Stored entries:
<<<<

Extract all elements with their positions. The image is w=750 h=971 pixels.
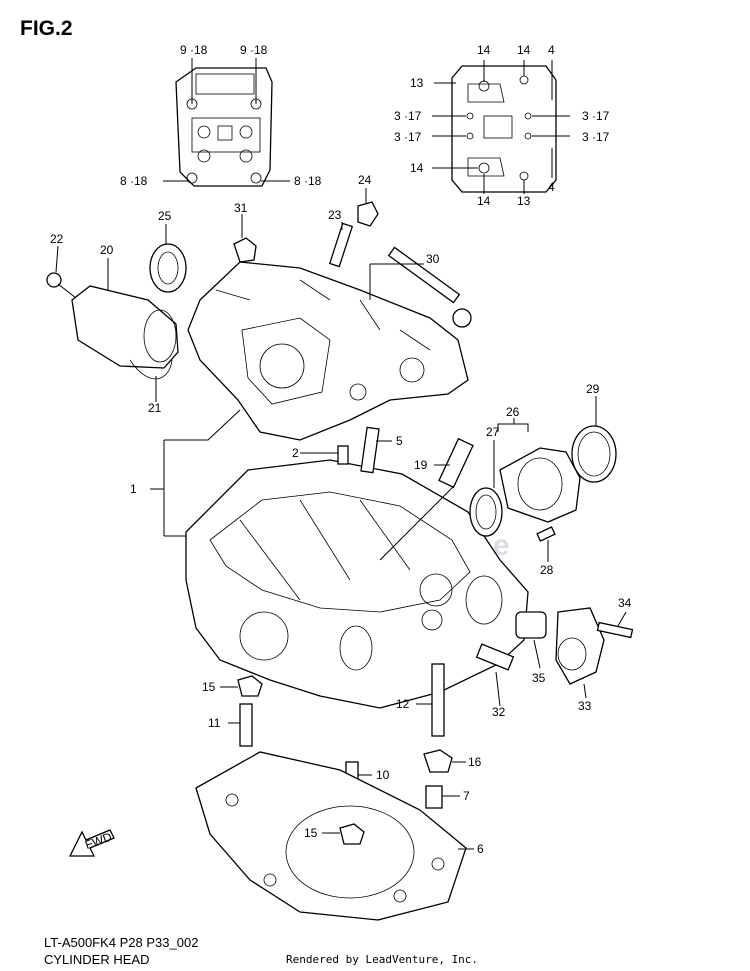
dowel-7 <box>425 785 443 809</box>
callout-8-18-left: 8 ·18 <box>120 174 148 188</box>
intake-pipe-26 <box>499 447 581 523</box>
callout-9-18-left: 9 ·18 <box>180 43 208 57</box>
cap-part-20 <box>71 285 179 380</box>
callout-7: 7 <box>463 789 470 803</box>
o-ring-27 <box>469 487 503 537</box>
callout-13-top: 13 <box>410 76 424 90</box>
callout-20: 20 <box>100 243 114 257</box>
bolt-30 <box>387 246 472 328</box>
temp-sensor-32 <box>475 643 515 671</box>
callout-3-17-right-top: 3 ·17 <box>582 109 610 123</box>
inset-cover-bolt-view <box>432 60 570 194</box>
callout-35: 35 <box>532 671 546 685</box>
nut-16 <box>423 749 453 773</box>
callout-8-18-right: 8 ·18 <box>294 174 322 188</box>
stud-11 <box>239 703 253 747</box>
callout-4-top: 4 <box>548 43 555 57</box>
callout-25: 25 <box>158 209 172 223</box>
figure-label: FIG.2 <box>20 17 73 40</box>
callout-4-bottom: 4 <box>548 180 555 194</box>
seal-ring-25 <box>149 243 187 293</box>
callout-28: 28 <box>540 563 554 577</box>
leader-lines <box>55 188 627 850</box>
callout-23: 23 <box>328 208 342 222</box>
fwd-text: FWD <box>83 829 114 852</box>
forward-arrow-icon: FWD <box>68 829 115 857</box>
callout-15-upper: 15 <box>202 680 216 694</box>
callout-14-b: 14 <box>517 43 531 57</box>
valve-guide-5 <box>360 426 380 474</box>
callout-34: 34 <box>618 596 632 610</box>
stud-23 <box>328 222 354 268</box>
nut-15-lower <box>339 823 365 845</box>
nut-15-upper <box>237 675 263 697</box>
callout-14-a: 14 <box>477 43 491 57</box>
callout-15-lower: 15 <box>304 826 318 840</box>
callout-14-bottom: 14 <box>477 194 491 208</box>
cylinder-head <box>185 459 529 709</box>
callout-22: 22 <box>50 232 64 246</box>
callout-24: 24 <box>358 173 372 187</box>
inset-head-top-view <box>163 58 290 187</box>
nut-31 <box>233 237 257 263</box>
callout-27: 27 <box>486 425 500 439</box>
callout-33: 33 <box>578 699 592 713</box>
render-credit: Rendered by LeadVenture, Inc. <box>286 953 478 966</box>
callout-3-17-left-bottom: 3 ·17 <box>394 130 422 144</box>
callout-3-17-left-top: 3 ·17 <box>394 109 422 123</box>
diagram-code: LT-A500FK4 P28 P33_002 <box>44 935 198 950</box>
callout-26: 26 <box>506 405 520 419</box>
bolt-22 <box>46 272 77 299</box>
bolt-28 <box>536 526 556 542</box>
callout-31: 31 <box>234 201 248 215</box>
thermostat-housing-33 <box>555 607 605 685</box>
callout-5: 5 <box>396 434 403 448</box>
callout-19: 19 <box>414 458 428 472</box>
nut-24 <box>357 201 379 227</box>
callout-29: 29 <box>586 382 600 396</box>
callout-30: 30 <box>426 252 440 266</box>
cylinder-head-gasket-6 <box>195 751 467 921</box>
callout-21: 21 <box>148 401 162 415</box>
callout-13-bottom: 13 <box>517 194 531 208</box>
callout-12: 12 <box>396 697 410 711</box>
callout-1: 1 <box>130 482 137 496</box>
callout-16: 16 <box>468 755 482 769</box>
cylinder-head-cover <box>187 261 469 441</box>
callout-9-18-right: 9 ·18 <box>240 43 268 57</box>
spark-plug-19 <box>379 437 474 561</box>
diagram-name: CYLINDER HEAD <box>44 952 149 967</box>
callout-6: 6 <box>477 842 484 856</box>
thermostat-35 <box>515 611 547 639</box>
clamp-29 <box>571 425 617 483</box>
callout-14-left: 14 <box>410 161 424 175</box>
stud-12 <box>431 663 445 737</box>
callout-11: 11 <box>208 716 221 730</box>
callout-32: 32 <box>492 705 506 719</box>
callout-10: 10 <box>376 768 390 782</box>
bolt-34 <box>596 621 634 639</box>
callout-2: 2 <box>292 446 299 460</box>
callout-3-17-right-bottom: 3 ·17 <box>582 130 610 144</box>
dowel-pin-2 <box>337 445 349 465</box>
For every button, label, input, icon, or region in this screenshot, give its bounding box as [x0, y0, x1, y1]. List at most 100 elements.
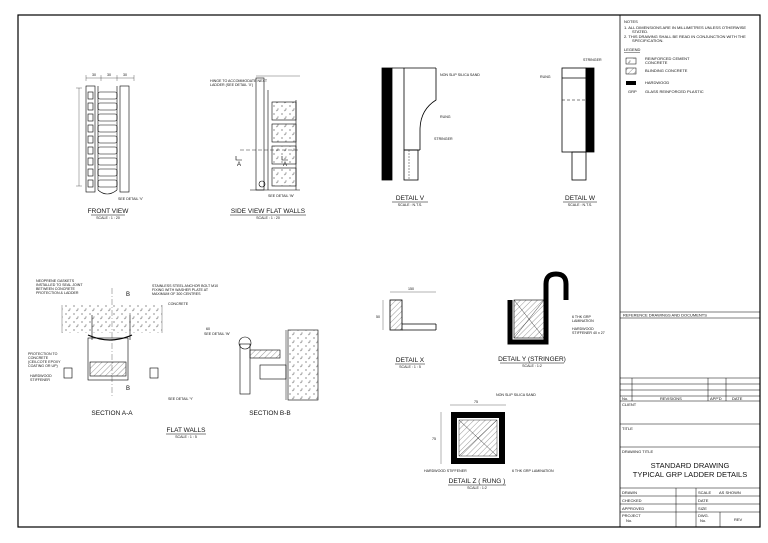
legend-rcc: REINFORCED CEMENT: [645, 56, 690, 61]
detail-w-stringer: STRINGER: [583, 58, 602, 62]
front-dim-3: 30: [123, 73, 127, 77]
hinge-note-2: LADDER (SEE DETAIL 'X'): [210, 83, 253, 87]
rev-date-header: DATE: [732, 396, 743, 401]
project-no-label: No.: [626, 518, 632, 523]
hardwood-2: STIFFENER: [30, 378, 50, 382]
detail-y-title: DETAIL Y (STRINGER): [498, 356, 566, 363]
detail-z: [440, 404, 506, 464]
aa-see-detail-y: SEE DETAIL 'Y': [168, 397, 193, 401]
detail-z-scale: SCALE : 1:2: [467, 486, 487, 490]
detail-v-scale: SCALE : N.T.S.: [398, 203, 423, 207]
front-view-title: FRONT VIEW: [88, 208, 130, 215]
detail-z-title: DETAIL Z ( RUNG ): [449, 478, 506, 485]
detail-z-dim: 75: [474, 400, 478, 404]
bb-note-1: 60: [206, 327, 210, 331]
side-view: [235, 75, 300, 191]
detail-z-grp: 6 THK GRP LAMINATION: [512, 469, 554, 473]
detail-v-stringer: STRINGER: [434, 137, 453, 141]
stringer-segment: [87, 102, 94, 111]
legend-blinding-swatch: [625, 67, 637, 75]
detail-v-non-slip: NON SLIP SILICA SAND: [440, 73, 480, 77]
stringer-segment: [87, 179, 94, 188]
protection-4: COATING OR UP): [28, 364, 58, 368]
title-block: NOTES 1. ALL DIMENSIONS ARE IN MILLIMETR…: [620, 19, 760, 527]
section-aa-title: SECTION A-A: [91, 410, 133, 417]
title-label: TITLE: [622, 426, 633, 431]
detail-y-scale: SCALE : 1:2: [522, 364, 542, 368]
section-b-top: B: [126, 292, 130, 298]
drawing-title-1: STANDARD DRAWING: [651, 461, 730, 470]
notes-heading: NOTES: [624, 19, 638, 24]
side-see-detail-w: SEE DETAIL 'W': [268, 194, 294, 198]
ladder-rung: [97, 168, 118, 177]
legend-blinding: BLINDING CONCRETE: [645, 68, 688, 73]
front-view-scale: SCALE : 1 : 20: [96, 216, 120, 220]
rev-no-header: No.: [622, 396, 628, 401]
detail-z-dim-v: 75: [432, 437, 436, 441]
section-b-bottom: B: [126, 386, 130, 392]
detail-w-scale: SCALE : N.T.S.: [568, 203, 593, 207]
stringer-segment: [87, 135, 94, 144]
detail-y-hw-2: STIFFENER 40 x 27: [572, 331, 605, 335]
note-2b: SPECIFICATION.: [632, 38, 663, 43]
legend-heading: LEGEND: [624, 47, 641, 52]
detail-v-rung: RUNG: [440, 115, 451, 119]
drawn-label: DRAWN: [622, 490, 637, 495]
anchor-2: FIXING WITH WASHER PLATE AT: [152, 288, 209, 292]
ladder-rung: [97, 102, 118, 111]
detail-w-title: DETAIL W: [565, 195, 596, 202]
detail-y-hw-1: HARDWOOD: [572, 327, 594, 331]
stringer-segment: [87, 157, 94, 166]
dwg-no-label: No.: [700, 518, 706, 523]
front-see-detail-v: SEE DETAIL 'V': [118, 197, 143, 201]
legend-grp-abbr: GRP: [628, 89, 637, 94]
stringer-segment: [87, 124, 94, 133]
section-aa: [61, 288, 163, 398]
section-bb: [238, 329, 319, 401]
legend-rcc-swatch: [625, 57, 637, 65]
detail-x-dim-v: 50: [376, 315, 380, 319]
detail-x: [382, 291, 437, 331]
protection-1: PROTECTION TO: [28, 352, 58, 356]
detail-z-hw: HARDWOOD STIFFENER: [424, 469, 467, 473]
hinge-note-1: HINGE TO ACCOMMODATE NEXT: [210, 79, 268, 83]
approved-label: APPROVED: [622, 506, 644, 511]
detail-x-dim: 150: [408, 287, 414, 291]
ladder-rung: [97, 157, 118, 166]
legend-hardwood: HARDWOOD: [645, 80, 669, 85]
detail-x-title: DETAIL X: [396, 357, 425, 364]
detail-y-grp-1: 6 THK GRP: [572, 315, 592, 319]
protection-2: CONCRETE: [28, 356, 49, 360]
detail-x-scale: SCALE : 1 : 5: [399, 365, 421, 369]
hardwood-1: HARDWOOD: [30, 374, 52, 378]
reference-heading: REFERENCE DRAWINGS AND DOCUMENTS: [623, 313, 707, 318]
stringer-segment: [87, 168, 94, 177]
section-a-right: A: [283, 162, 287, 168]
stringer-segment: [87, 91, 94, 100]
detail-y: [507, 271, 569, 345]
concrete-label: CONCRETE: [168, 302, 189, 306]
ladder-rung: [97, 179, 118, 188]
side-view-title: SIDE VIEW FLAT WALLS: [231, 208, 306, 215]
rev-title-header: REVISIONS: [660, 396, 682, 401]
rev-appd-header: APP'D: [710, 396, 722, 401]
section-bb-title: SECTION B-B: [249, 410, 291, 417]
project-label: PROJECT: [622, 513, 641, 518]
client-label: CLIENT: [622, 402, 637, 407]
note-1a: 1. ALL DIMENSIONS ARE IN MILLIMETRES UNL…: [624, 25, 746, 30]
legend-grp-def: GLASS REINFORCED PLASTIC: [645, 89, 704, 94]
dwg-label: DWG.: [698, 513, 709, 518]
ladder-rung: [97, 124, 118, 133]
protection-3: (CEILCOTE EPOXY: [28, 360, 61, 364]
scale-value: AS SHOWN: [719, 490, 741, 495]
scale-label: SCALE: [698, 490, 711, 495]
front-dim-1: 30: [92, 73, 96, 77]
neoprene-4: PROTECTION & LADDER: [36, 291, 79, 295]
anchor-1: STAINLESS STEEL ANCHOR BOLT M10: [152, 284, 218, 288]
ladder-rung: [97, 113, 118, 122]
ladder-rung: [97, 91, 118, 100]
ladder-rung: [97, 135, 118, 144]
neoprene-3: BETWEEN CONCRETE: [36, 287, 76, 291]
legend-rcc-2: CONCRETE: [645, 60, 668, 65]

>>>>

## Requirement
Please reproduce, unchanged, the part of the rows that opens with the line containing "legend-rcc: REINFORCED CEMENT: [645, 56, 690, 61]" and closes with the line containing "detail-y-hw-2: STIFFENER 40", including both of those lines.

## Task result
legend-rcc: REINFORCED CEMENT: [645, 56, 690, 61]
detail-w-stringer: STRINGER: [583, 58, 602, 62]
front-dim-3: 30: [123, 73, 127, 77]
hinge-note-2: LADDER (SEE DETAIL 'X'): [210, 83, 253, 87]
rev-date-header: DATE: [732, 396, 743, 401]
project-no-label: No.: [626, 518, 632, 523]
hardwood-2: STIFFENER: [30, 378, 50, 382]
detail-y-title: DETAIL Y (STRINGER): [498, 356, 566, 363]
detail-z: [440, 404, 506, 464]
aa-see-detail-y: SEE DETAIL 'Y': [168, 397, 193, 401]
detail-z-scale: SCALE : 1:2: [467, 486, 487, 490]
detail-v-scale: SCALE : N.T.S.: [398, 203, 423, 207]
front-view-title: FRONT VIEW: [88, 208, 130, 215]
detail-z-title: DETAIL Z ( RUNG ): [449, 478, 506, 485]
detail-z-dim: 75: [474, 400, 478, 404]
bb-note-1: 60: [206, 327, 210, 331]
side-view: [235, 75, 300, 191]
detail-z-grp: 6 THK GRP LAMINATION: [512, 469, 554, 473]
detail-v-stringer: STRINGER: [434, 137, 453, 141]
stringer-segment: [87, 102, 94, 111]
legend-blinding-swatch: [625, 67, 637, 75]
detail-v-non-slip: NON SLIP SILICA SAND: [440, 73, 480, 77]
stringer-segment: [87, 179, 94, 188]
protection-4: COATING OR UP): [28, 364, 58, 368]
title-block: NOTES 1. ALL DIMENSIONS ARE IN MILLIMETR…: [620, 19, 760, 527]
section-aa-title: SECTION A-A: [91, 410, 133, 417]
title-label: TITLE: [622, 426, 633, 431]
detail-y-scale: SCALE : 1:2: [522, 364, 542, 368]
section-b-top: B: [126, 292, 130, 298]
drawing-title-1: STANDARD DRAWING: [651, 461, 730, 470]
notes-heading: NOTES: [624, 19, 638, 24]
side-see-detail-w: SEE DETAIL 'W': [268, 194, 294, 198]
ladder-rung: [97, 168, 118, 177]
legend-blinding: BLINDING CONCRETE: [645, 68, 688, 73]
front-view-scale: SCALE : 1 : 20: [96, 216, 120, 220]
rev-no-header: No.: [622, 396, 628, 401]
detail-z-dim-v: 75: [432, 437, 436, 441]
section-b-bottom: B: [126, 386, 130, 392]
detail-w-scale: SCALE : N.T.S.: [568, 203, 593, 207]
stringer-segment: [87, 135, 94, 144]
detail-y-hw-2: STIFFENER 40 x 27: [572, 331, 605, 335]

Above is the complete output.